**Input material**

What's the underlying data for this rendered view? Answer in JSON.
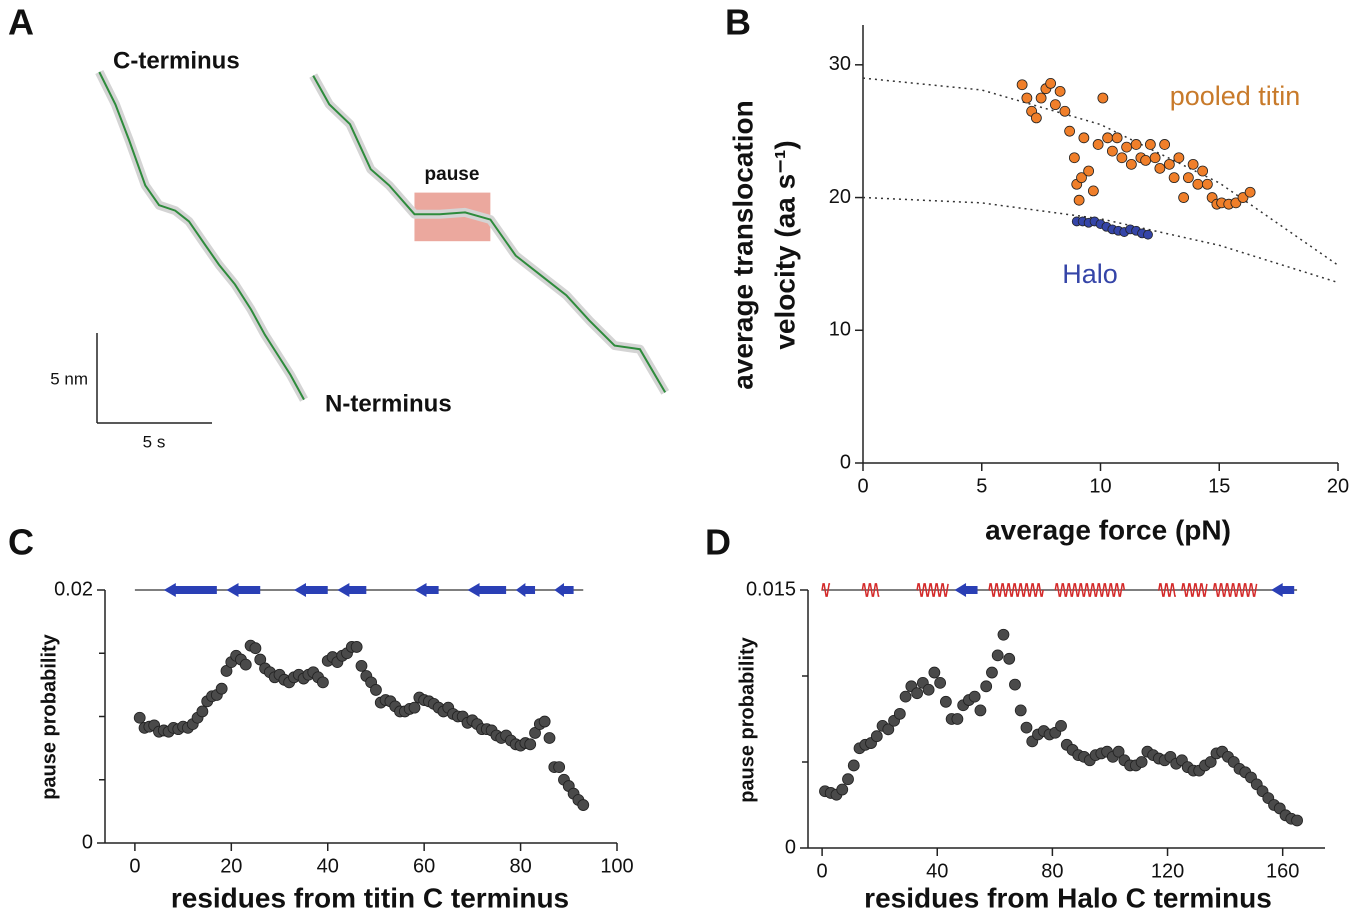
{
  "chart_data": [
    {
      "type": "line",
      "panel": "A",
      "xlim": [
        0,
        25.3
      ],
      "ylim": [
        0,
        20.7
      ],
      "series": [
        {
          "color": "#2e8b3c",
          "x": [
            0.1,
            0.8,
            1.4,
            2.1,
            2.7,
            3.4,
            4.0,
            4.7,
            5.3,
            6.0,
            6.7,
            7.3,
            8.0,
            8.4,
            9.0
          ],
          "values": [
            19.5,
            17.7,
            15.7,
            13.2,
            12.1,
            11.8,
            11.2,
            9.9,
            8.8,
            7.7,
            6.3,
            4.9,
            3.5,
            2.7,
            1.3
          ]
        },
        {
          "color": "#2e8b3c",
          "x": [
            9.4,
            10.1,
            11.0,
            11.9,
            12.7,
            13.8,
            14.9,
            16.0,
            17.1,
            18.2,
            19.3,
            20.4,
            21.4,
            22.5,
            23.6,
            24.7
          ],
          "values": [
            19.3,
            17.7,
            16.6,
            14.1,
            13.2,
            11.6,
            11.6,
            11.7,
            11.3,
            9.3,
            8.2,
            7.1,
            5.7,
            4.3,
            4.1,
            1.7
          ]
        }
      ],
      "annotations": [
        "C-terminus",
        "N-terminus"
      ],
      "pause": {
        "label": "pause",
        "x": [
          13.8,
          17.1
        ],
        "y": [
          10.1,
          12.8
        ],
        "color": "#e07a6a"
      },
      "scale_bars": {
        "x": {
          "value": 5,
          "label": "5 s"
        },
        "y": {
          "value": 5,
          "label": "5 nm"
        }
      }
    },
    {
      "type": "scatter",
      "panel": "B",
      "xlabel": "average force (pN)",
      "ylabel": [
        "average translocation",
        "velocity (aa s⁻¹)"
      ],
      "xlim": [
        0,
        20
      ],
      "ylim": [
        0,
        33
      ],
      "xticks": [
        0,
        5,
        10,
        15,
        20
      ],
      "yticks": [
        0,
        10,
        20,
        30
      ],
      "series": [
        {
          "name": "pooled titin",
          "color": "#f07f2a",
          "x": [
            6.7,
            6.9,
            7.1,
            7.3,
            7.5,
            7.7,
            7.9,
            8.1,
            8.3,
            8.5,
            8.7,
            8.9,
            9.0,
            9.1,
            9.2,
            9.3,
            9.5,
            9.7,
            9.9,
            10.1,
            10.3,
            10.5,
            10.7,
            10.9,
            11.1,
            11.3,
            11.5,
            11.7,
            11.9,
            12.1,
            12.3,
            12.5,
            12.7,
            12.9,
            13.1,
            13.3,
            13.5,
            13.7,
            13.9,
            14.1,
            14.3,
            14.5,
            14.7,
            14.9,
            15.1,
            15.4,
            15.7,
            16.0,
            16.3
          ],
          "values": [
            28.5,
            27.5,
            26.5,
            26.0,
            27.5,
            28.2,
            28.6,
            27.0,
            28.0,
            26.5,
            25.0,
            23.0,
            21.0,
            19.8,
            21.5,
            24.5,
            22.0,
            20.5,
            24.0,
            27.5,
            24.5,
            23.5,
            24.5,
            23.0,
            23.8,
            22.5,
            24.0,
            23.0,
            22.8,
            24.0,
            23.0,
            22.2,
            24.0,
            22.5,
            21.5,
            23.0,
            20.0,
            21.5,
            22.5,
            21.0,
            22.0,
            21.0,
            20.0,
            19.5,
            19.6,
            19.5,
            19.6,
            20.0,
            20.4
          ]
        },
        {
          "name": "Halo",
          "color": "#3545a8",
          "x": [
            9.0,
            9.25,
            9.5,
            9.75,
            10.0,
            10.25,
            10.5,
            10.75,
            11.0,
            11.25,
            11.5,
            11.75,
            12.0
          ],
          "values": [
            18.2,
            18.2,
            18.1,
            18.2,
            18.0,
            17.8,
            17.6,
            17.5,
            17.4,
            17.6,
            17.5,
            17.3,
            17.2
          ]
        }
      ],
      "fits": [
        {
          "x": [
            0,
            5,
            10,
            15,
            20
          ],
          "values": [
            29.0,
            28.1,
            25.5,
            21.1,
            14.9
          ]
        },
        {
          "x": [
            0,
            5,
            10,
            15,
            20
          ],
          "values": [
            20.0,
            19.6,
            18.4,
            16.4,
            13.6
          ]
        }
      ]
    },
    {
      "type": "scatter",
      "panel": "C",
      "xlabel": "residues from titin C terminus",
      "ylabel": "pause probability",
      "xlim": [
        -6.2,
        100
      ],
      "ylim": [
        0,
        0.02
      ],
      "xticks": [
        0,
        20,
        40,
        60,
        80,
        100
      ],
      "yticks": [
        0,
        0.02
      ],
      "minor_yticks": [
        0.005,
        0.01,
        0.015
      ],
      "series": [
        {
          "color": "#4a4a4a",
          "x": [
            1,
            2,
            3,
            4,
            5,
            6,
            7,
            8,
            9,
            10,
            11,
            12,
            13,
            14,
            15,
            16,
            17,
            18,
            19,
            20,
            21,
            22,
            23,
            24,
            25,
            26,
            27,
            28,
            29,
            30,
            31,
            32,
            33,
            34,
            35,
            36,
            37,
            38,
            39,
            40,
            41,
            42,
            43,
            44,
            45,
            46,
            47,
            48,
            49,
            50,
            51,
            52,
            53,
            54,
            55,
            56,
            57,
            58,
            59,
            60,
            61,
            62,
            63,
            64,
            65,
            66,
            67,
            68,
            69,
            70,
            71,
            72,
            73,
            74,
            75,
            76,
            77,
            78,
            79,
            80,
            81,
            82,
            83,
            84,
            85,
            86,
            87,
            88,
            89,
            90,
            91,
            92,
            93
          ],
          "values": [
            0.0099,
            0.0091,
            0.0092,
            0.0093,
            0.0088,
            0.0089,
            0.0088,
            0.0091,
            0.009,
            0.0092,
            0.0091,
            0.0094,
            0.0099,
            0.0104,
            0.0112,
            0.0116,
            0.0117,
            0.0122,
            0.0136,
            0.0143,
            0.0148,
            0.0145,
            0.0141,
            0.0156,
            0.0154,
            0.0145,
            0.0138,
            0.0135,
            0.0131,
            0.0133,
            0.0129,
            0.0127,
            0.0131,
            0.0133,
            0.013,
            0.0133,
            0.0135,
            0.0131,
            0.0127,
            0.0144,
            0.0147,
            0.0143,
            0.0148,
            0.015,
            0.0155,
            0.0155,
            0.014,
            0.0132,
            0.0127,
            0.0121,
            0.0111,
            0.0113,
            0.0112,
            0.0108,
            0.0104,
            0.0104,
            0.0106,
            0.0107,
            0.0115,
            0.0113,
            0.0112,
            0.011,
            0.0107,
            0.0104,
            0.0107,
            0.0102,
            0.01,
            0.01,
            0.0095,
            0.0097,
            0.0094,
            0.009,
            0.009,
            0.0089,
            0.0085,
            0.0083,
            0.0085,
            0.0081,
            0.0078,
            0.0077,
            0.0079,
            0.0078,
            0.0087,
            0.0094,
            0.0096,
            0.0083,
            0.006,
            0.006,
            0.005,
            0.0045,
            0.0039,
            0.0034,
            0.003
          ]
        }
      ],
      "structure": {
        "helices": [],
        "strands": [
          [
            6,
            17
          ],
          [
            19,
            26
          ],
          [
            33,
            40
          ],
          [
            42,
            48
          ],
          [
            58,
            63
          ],
          [
            69,
            77
          ],
          [
            79,
            83
          ],
          [
            87,
            91
          ]
        ]
      }
    },
    {
      "type": "scatter",
      "panel": "D",
      "xlabel": "residues from Halo C terminus",
      "ylabel": "pause probability",
      "xlim": [
        -4.9,
        174.7
      ],
      "ylim": [
        0,
        0.015
      ],
      "xticks": [
        0,
        40,
        80,
        120,
        160
      ],
      "yticks": [
        0,
        0.015
      ],
      "minor_yticks": [
        0.005,
        0.01
      ],
      "series": [
        {
          "color": "#4a4a4a",
          "x": [
            1,
            3,
            5,
            7,
            9,
            11,
            13,
            15,
            17,
            19,
            21,
            23,
            25,
            27,
            29,
            31,
            33,
            35,
            37,
            39,
            41,
            43,
            45,
            47,
            49,
            51,
            53,
            55,
            57,
            59,
            61,
            63,
            65,
            67,
            69,
            71,
            73,
            75,
            77,
            79,
            81,
            83,
            85,
            87,
            89,
            91,
            93,
            95,
            97,
            99,
            101,
            103,
            105,
            107,
            109,
            111,
            113,
            115,
            117,
            119,
            121,
            123,
            125,
            127,
            129,
            131,
            133,
            135,
            137,
            139,
            141,
            143,
            145,
            147,
            149,
            151,
            153,
            155,
            157,
            159,
            161,
            163,
            165
          ],
          "values": [
            0.0033,
            0.0032,
            0.0031,
            0.0034,
            0.004,
            0.0048,
            0.0058,
            0.006,
            0.0061,
            0.0065,
            0.0071,
            0.0069,
            0.0074,
            0.0078,
            0.0088,
            0.0094,
            0.009,
            0.0096,
            0.0092,
            0.0102,
            0.0096,
            0.0085,
            0.0075,
            0.0075,
            0.0083,
            0.0086,
            0.0088,
            0.008,
            0.0094,
            0.0102,
            0.0112,
            0.0124,
            0.011,
            0.0095,
            0.008,
            0.007,
            0.0062,
            0.0066,
            0.0068,
            0.0066,
            0.0067,
            0.0071,
            0.006,
            0.0057,
            0.0054,
            0.0053,
            0.0051,
            0.0054,
            0.0055,
            0.0056,
            0.0053,
            0.0056,
            0.0051,
            0.0048,
            0.0048,
            0.005,
            0.0056,
            0.0054,
            0.0052,
            0.0051,
            0.0053,
            0.0049,
            0.0051,
            0.0047,
            0.0045,
            0.0045,
            0.0048,
            0.005,
            0.0055,
            0.0056,
            0.0053,
            0.005,
            0.0046,
            0.0044,
            0.0041,
            0.0037,
            0.0033,
            0.0029,
            0.0025,
            0.0023,
            0.0019,
            0.0017,
            0.0016
          ]
        }
      ],
      "structure": {
        "helices": [
          [
            0,
            3
          ],
          [
            14,
            20
          ],
          [
            33,
            44
          ],
          [
            58,
            77
          ],
          [
            81,
            105
          ],
          [
            117,
            123
          ],
          [
            125,
            134
          ],
          [
            136,
            151
          ]
        ],
        "strands": [
          [
            46,
            54
          ],
          [
            156,
            164
          ]
        ]
      }
    }
  ]
}
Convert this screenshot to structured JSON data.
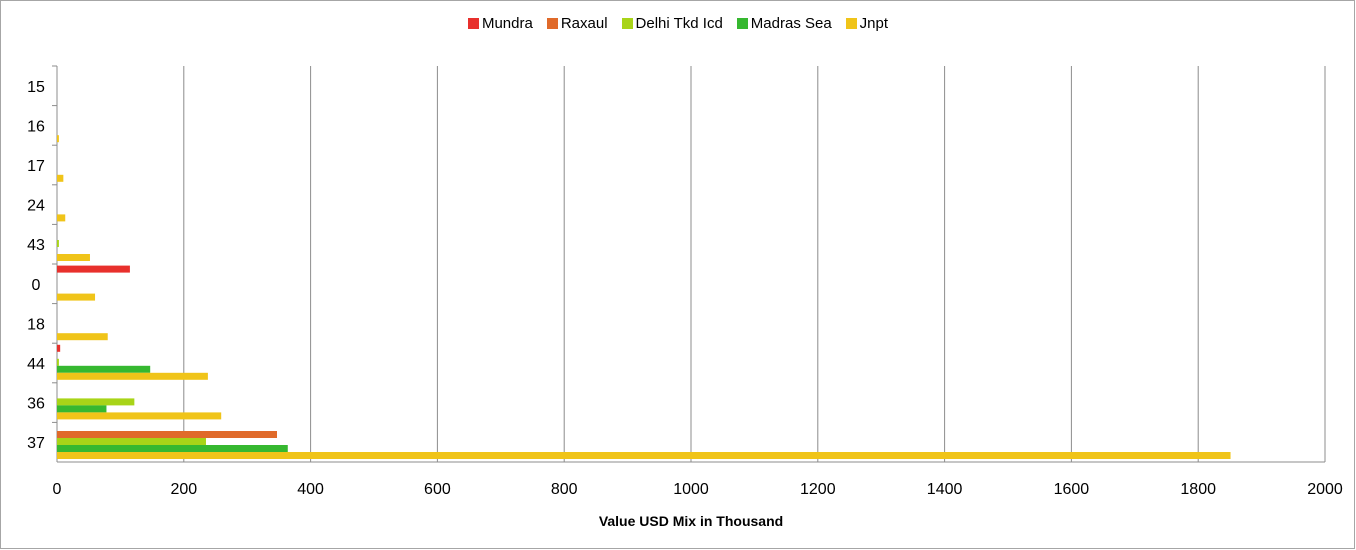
{
  "chart_data": {
    "type": "bar",
    "orientation": "horizontal",
    "categories": [
      "37",
      "36",
      "44",
      "18",
      "0",
      "43",
      "24",
      "17",
      "16",
      "15"
    ],
    "series": [
      {
        "name": "Mundra",
        "color": "#e8302c",
        "values": [
          0,
          0,
          5,
          0,
          115,
          0,
          0,
          0,
          0,
          0
        ]
      },
      {
        "name": "Raxaul",
        "color": "#e06a2a",
        "values": [
          347,
          0,
          0,
          0,
          0,
          0,
          0,
          0,
          0,
          0
        ]
      },
      {
        "name": "Delhi Tkd Icd",
        "color": "#a8d418",
        "values": [
          235,
          122,
          3,
          0,
          0,
          3,
          0,
          0,
          0,
          0
        ]
      },
      {
        "name": "Madras Sea",
        "color": "#36b830",
        "values": [
          364,
          78,
          147,
          0,
          0,
          0,
          0,
          0,
          0,
          0
        ]
      },
      {
        "name": "Jnpt",
        "color": "#f0c419",
        "values": [
          1851,
          259,
          238,
          80,
          60,
          52,
          13,
          10,
          3,
          0
        ]
      }
    ],
    "xlabel": "Value USD Mix in Thousand",
    "ylabel": "",
    "xlim": [
      0,
      2000
    ],
    "xticks": [
      "0",
      "200",
      "400",
      "600",
      "800",
      "1000",
      "1200",
      "1400",
      "1600",
      "1800",
      "2000"
    ],
    "grid": "vertical",
    "legend_position": "top"
  }
}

**The exercise**
Copy each line of the records above that carries the word "Halo".

**Task output**
          "name": "Halo",
      "xlabel": "residues from Halo C terminus",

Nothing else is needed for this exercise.